[Start Material for this task]
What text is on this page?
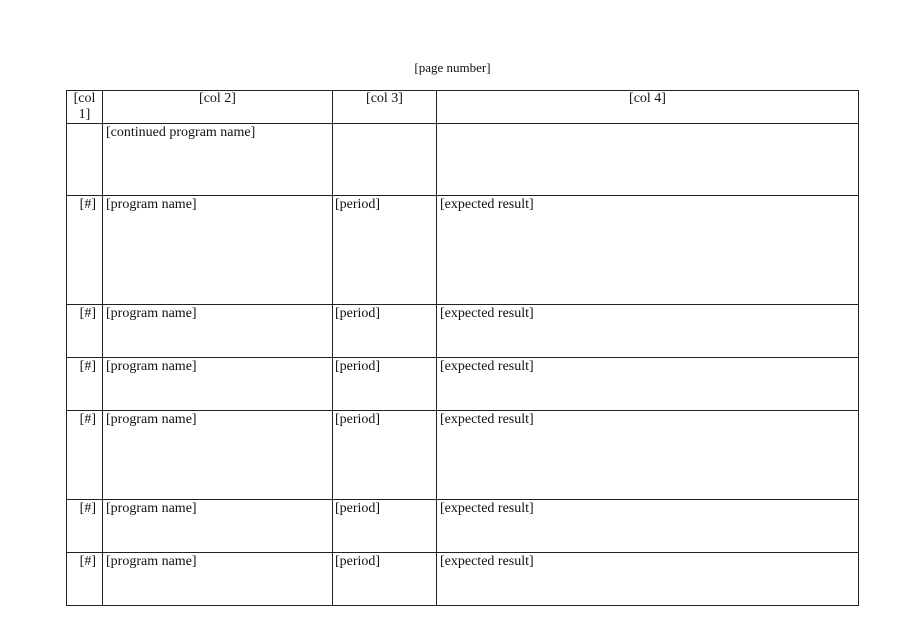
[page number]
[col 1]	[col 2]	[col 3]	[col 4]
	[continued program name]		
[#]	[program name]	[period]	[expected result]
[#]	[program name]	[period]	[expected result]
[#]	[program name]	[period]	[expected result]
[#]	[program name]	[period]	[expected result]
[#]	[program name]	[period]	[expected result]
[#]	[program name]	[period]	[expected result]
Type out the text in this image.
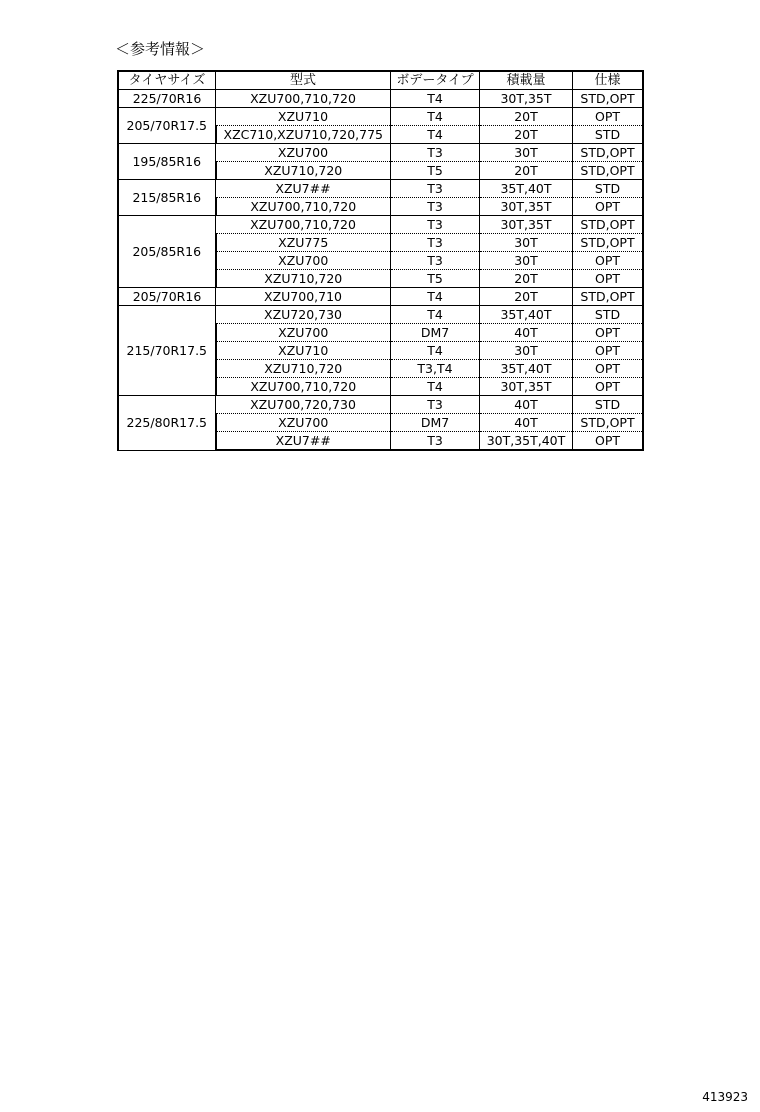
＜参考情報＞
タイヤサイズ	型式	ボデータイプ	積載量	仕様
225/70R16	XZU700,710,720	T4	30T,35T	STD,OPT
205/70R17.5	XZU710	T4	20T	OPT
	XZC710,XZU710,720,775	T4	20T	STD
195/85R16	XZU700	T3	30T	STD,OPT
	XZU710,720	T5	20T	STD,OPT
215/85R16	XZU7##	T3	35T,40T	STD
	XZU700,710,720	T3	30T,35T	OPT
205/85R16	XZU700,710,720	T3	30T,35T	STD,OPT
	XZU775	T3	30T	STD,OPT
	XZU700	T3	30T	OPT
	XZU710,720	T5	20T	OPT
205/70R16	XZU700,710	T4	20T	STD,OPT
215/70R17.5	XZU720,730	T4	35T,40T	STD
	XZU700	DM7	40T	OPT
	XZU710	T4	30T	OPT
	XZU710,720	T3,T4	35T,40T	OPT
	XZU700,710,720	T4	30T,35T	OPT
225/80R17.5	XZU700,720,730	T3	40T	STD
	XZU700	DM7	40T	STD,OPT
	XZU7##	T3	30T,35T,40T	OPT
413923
[End Material for this task]
In the material above, find each line that contains the word "text", and select it.

Written solution:
What text is on this page?
Type out the text in this image.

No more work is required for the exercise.